--- AIM OF THE EXERCISE ---
In the material below, the lines containing the word "marker" are required; copy each of them.
>> START STORED ROWS
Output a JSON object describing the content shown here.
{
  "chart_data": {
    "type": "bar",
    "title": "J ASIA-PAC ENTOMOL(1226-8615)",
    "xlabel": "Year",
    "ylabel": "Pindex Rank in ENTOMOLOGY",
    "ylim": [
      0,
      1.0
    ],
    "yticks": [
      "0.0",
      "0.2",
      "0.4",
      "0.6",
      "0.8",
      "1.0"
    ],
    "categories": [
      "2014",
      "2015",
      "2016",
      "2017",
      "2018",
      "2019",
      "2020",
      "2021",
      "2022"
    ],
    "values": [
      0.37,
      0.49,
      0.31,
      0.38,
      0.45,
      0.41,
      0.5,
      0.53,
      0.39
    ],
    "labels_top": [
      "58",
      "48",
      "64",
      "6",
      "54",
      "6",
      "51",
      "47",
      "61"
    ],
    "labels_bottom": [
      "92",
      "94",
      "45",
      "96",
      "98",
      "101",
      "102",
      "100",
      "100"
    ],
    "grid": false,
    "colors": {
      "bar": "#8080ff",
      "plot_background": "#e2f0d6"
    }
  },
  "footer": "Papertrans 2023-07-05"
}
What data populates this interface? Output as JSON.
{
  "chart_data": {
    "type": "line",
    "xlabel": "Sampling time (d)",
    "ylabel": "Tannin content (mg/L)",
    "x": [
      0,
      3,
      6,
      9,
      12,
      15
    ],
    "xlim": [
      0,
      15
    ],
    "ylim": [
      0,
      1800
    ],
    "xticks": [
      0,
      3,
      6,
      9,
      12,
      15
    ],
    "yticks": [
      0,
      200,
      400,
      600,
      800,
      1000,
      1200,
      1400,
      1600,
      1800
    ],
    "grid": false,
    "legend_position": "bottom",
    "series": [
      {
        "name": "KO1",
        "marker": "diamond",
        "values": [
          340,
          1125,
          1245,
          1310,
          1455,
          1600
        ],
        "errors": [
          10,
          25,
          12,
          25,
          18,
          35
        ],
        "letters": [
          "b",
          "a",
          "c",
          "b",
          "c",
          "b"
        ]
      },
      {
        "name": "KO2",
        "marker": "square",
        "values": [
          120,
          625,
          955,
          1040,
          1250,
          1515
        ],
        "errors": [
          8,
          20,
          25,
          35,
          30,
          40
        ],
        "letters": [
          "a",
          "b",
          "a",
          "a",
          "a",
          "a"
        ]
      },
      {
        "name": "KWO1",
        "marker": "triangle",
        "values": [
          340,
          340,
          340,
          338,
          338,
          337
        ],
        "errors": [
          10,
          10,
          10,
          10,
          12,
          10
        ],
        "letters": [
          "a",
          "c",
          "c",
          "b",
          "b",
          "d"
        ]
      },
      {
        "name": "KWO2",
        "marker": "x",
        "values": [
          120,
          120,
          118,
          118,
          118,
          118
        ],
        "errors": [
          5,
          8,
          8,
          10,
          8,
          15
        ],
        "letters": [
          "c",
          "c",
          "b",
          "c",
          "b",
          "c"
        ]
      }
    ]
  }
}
>> END STORED ROWS
--- RESPONSE TO THE EXERCISE ---
        "marker": "diamond",
        "marker": "square",
        "marker": "triangle",
        "marker": "x",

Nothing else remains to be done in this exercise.